Problem:
Copy each line that has the string "Stats" somewhere in it.

[Stored data]
···
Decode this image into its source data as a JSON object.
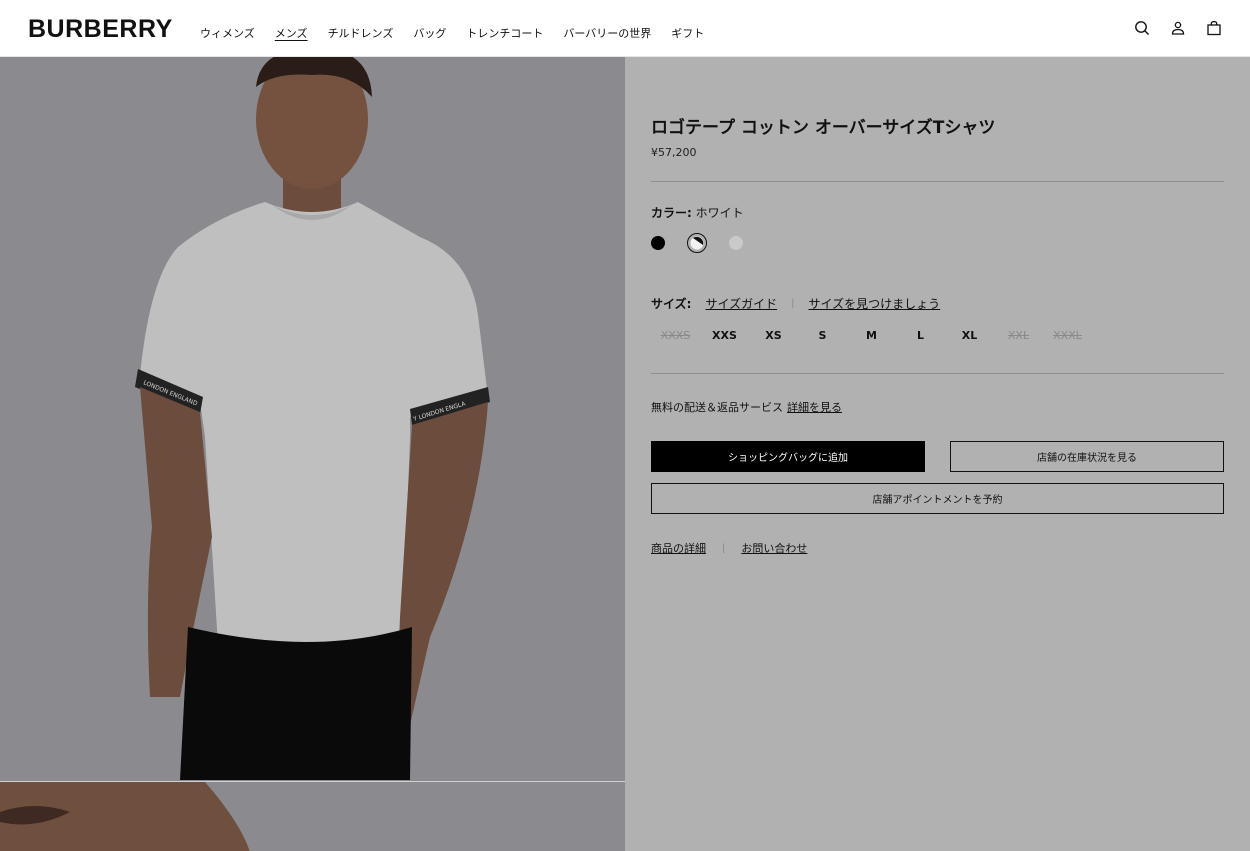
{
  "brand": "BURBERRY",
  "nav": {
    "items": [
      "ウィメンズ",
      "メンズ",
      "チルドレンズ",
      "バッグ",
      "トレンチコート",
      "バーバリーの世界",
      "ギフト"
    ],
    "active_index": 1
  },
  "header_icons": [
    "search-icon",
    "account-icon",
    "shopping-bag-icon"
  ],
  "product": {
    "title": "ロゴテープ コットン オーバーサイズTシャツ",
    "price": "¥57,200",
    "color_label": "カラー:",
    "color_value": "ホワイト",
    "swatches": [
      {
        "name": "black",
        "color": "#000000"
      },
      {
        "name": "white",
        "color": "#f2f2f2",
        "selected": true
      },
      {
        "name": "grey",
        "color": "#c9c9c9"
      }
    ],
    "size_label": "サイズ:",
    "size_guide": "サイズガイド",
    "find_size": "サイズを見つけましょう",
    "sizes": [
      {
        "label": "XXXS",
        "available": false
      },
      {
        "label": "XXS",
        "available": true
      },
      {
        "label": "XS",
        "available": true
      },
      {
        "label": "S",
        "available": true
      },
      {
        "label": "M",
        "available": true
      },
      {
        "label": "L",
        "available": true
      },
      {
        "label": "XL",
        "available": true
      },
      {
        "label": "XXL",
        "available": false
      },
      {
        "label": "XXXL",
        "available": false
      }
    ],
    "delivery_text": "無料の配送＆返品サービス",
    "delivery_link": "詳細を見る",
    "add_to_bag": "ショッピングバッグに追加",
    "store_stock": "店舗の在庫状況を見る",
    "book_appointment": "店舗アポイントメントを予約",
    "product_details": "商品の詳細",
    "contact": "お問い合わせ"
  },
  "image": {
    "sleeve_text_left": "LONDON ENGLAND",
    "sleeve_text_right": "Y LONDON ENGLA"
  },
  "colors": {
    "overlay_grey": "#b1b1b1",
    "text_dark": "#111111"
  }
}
···
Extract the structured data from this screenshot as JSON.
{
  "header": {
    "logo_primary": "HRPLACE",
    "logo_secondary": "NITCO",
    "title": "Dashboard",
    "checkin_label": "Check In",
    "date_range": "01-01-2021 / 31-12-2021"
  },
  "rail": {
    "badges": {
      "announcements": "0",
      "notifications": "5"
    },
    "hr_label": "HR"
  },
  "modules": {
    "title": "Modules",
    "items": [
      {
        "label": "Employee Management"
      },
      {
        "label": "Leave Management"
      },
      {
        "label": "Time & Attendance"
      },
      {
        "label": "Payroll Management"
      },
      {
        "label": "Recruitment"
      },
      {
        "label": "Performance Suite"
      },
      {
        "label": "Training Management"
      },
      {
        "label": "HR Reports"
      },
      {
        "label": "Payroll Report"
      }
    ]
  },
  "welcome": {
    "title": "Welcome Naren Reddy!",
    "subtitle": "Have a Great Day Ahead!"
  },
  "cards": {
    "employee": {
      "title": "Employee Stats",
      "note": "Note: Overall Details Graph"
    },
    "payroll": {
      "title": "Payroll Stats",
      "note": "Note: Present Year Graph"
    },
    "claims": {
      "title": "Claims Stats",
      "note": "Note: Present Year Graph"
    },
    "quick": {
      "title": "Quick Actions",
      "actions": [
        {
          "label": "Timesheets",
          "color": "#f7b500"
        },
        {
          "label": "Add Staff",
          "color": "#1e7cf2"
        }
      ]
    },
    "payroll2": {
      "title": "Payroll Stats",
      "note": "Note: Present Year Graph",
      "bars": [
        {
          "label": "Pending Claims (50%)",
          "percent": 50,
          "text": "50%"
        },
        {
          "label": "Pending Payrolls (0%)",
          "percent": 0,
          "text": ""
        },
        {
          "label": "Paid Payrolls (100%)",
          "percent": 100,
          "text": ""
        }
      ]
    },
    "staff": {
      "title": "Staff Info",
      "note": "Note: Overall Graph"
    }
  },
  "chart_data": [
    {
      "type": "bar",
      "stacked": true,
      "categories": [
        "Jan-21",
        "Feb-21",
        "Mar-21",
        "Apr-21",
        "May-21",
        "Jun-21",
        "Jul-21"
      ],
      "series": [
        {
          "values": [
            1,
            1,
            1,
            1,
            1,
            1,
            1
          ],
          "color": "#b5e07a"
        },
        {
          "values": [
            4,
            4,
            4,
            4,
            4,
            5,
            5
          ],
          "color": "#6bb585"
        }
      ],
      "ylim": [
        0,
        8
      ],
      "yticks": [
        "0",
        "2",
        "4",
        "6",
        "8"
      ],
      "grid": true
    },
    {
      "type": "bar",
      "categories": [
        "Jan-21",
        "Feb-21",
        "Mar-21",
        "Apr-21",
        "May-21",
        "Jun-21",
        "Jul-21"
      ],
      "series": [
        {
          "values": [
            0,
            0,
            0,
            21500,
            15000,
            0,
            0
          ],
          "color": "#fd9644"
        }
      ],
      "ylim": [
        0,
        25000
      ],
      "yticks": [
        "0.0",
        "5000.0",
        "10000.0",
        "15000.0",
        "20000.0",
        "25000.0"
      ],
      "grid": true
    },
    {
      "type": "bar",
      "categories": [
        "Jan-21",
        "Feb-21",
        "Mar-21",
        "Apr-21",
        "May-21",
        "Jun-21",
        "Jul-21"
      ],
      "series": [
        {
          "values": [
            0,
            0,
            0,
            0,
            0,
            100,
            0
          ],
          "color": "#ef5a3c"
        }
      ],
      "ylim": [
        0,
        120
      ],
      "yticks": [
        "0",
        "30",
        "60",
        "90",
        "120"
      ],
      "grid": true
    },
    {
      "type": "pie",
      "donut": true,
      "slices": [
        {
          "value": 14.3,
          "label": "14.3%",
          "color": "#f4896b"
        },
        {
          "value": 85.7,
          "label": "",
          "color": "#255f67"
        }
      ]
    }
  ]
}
···
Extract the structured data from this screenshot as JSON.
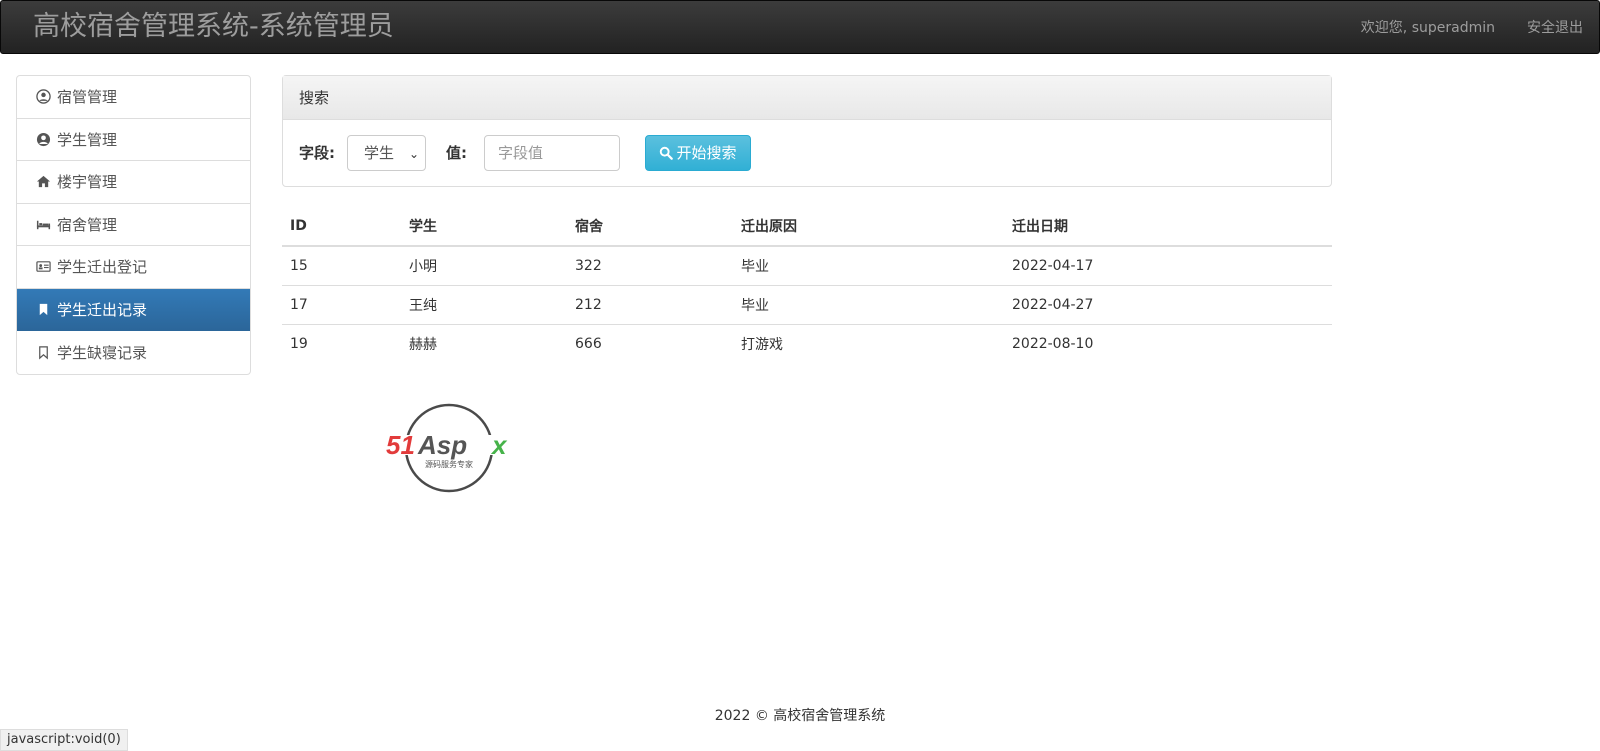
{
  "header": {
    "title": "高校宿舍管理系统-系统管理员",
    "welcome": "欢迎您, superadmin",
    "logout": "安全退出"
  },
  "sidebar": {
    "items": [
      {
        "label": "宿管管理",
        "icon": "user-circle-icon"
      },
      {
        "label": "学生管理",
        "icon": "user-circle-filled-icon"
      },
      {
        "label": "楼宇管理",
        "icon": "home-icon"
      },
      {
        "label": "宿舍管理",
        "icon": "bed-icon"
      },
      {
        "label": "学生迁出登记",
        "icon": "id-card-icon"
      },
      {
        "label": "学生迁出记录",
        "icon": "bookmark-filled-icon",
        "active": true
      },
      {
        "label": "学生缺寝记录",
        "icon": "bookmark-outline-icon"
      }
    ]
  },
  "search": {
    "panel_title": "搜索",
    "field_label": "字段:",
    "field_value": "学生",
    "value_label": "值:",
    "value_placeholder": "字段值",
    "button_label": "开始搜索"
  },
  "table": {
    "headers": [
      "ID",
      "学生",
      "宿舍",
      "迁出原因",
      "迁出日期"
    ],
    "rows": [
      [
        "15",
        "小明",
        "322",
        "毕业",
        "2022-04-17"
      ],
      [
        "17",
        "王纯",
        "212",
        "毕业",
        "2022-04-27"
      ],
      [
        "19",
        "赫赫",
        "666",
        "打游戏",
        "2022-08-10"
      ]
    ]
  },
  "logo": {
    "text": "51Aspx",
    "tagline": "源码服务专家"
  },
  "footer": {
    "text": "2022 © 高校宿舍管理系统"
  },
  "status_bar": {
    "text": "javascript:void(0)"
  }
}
···
Response:
      "title": "Employee Stats",
      "title": "Payroll Stats",
      "title": "Claims Stats",
      "title": "Payroll Stats",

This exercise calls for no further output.